Given request>
Every line of the listing must be reproduced as it stands. Leave the images behind.

────────────────

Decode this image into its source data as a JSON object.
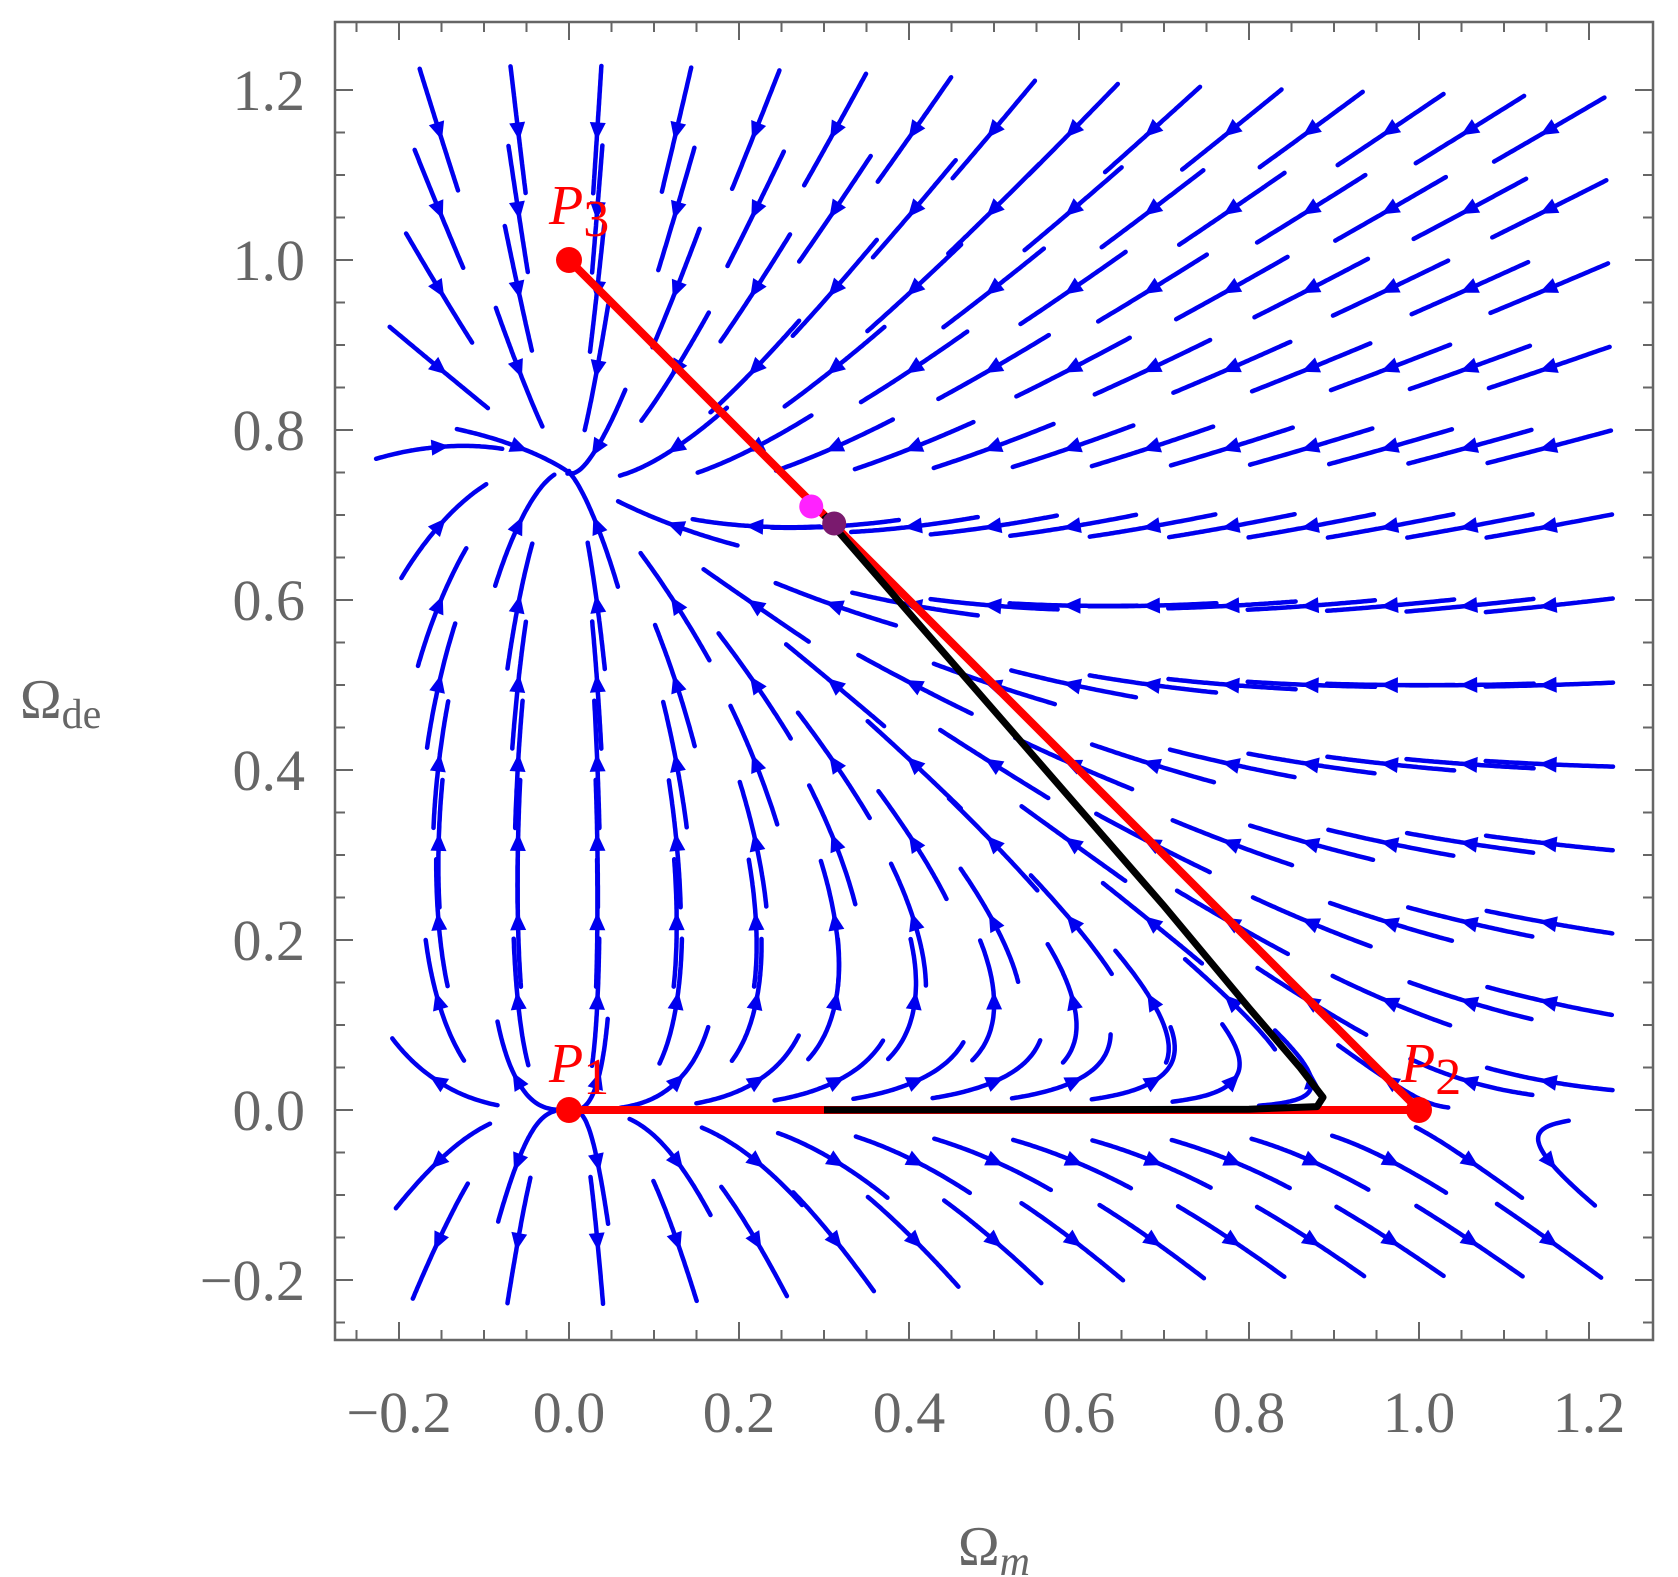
{
  "chart_data": {
    "type": "phase-portrait",
    "xlabel": {
      "main": "Ω",
      "sub": "m"
    },
    "ylabel": {
      "main": "Ω",
      "sub": "de"
    },
    "xlim": [
      -0.28,
      1.27
    ],
    "ylim": [
      -0.28,
      1.27
    ],
    "x_ticks": [
      "−0.2",
      "0.0",
      "0.2",
      "0.4",
      "0.6",
      "0.8",
      "1.0",
      "1.2"
    ],
    "x_tick_values": [
      -0.2,
      0.0,
      0.2,
      0.4,
      0.6,
      0.8,
      1.0,
      1.2
    ],
    "y_ticks": [
      "−0.2",
      "0.0",
      "0.2",
      "0.4",
      "0.6",
      "0.8",
      "1.0",
      "1.2"
    ],
    "y_tick_values": [
      -0.2,
      0.0,
      0.2,
      0.4,
      0.6,
      0.8,
      1.0,
      1.2
    ],
    "critical_points": [
      {
        "name": "P",
        "sub": "1",
        "x": 0.0,
        "y": 0.0
      },
      {
        "name": "P",
        "sub": "2",
        "x": 1.0,
        "y": 0.0
      },
      {
        "name": "P",
        "sub": "3",
        "x": 0.0,
        "y": 1.0
      }
    ],
    "boundary_segments": [
      {
        "from": [
          0.0,
          0.0
        ],
        "to": [
          1.0,
          0.0
        ]
      },
      {
        "from": [
          1.0,
          0.0
        ],
        "to": [
          0.0,
          1.0
        ]
      }
    ],
    "trajectory": [
      [
        0.3,
        0.7
      ],
      [
        0.4,
        0.585
      ],
      [
        0.5,
        0.47
      ],
      [
        0.6,
        0.355
      ],
      [
        0.7,
        0.24
      ],
      [
        0.8,
        0.12
      ],
      [
        0.86,
        0.05
      ],
      [
        0.887,
        0.015
      ],
      [
        0.88,
        0.004
      ],
      [
        0.8,
        0.001
      ],
      [
        0.6,
        0.0003
      ],
      [
        0.3,
        0.0001
      ]
    ],
    "markers": [
      {
        "x": 0.285,
        "y": 0.71,
        "color": "#ff22ff"
      },
      {
        "x": 0.312,
        "y": 0.69,
        "color": "#7a1a6e"
      }
    ],
    "colors": {
      "stream": "#0000ee",
      "boundary": "#ff0000",
      "trajectory": "#000000",
      "frame": "#666666",
      "critical": "#ff0000"
    },
    "stream_grid": {
      "x_range": [
        -0.2,
        1.2
      ],
      "y_range": [
        -0.2,
        1.2
      ]
    }
  }
}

────────────────

Complete response>
Decode this image into its source data as a JSON object.
{
  "chart_data": {
    "type": "phase-portrait",
    "xlabel": {
      "main": "Ω",
      "sub": "m"
    },
    "ylabel": {
      "main": "Ω",
      "sub": "de"
    },
    "xlim": [
      -0.28,
      1.27
    ],
    "ylim": [
      -0.28,
      1.27
    ],
    "x_ticks": [
      "−0.2",
      "0.0",
      "0.2",
      "0.4",
      "0.6",
      "0.8",
      "1.0",
      "1.2"
    ],
    "x_tick_values": [
      -0.2,
      0.0,
      0.2,
      0.4,
      0.6,
      0.8,
      1.0,
      1.2
    ],
    "y_ticks": [
      "−0.2",
      "0.0",
      "0.2",
      "0.4",
      "0.6",
      "0.8",
      "1.0",
      "1.2"
    ],
    "y_tick_values": [
      -0.2,
      0.0,
      0.2,
      0.4,
      0.6,
      0.8,
      1.0,
      1.2
    ],
    "critical_points": [
      {
        "name": "P",
        "sub": "1",
        "x": 0.0,
        "y": 0.0
      },
      {
        "name": "P",
        "sub": "2",
        "x": 1.0,
        "y": 0.0
      },
      {
        "name": "P",
        "sub": "3",
        "x": 0.0,
        "y": 1.0
      }
    ],
    "boundary_segments": [
      {
        "from": [
          0.0,
          0.0
        ],
        "to": [
          1.0,
          0.0
        ]
      },
      {
        "from": [
          1.0,
          0.0
        ],
        "to": [
          0.0,
          1.0
        ]
      }
    ],
    "trajectory": [
      [
        0.3,
        0.7
      ],
      [
        0.4,
        0.585
      ],
      [
        0.5,
        0.47
      ],
      [
        0.6,
        0.355
      ],
      [
        0.7,
        0.24
      ],
      [
        0.8,
        0.12
      ],
      [
        0.86,
        0.05
      ],
      [
        0.887,
        0.015
      ],
      [
        0.88,
        0.004
      ],
      [
        0.8,
        0.001
      ],
      [
        0.6,
        0.0003
      ],
      [
        0.3,
        0.0001
      ]
    ],
    "markers": [
      {
        "x": 0.285,
        "y": 0.71,
        "color": "#ff22ff"
      },
      {
        "x": 0.312,
        "y": 0.69,
        "color": "#7a1a6e"
      }
    ],
    "colors": {
      "stream": "#0000ee",
      "boundary": "#ff0000",
      "trajectory": "#000000",
      "frame": "#666666",
      "critical": "#ff0000"
    },
    "stream_grid": {
      "x_range": [
        -0.2,
        1.2
      ],
      "y_range": [
        -0.2,
        1.2
      ]
    }
  }
}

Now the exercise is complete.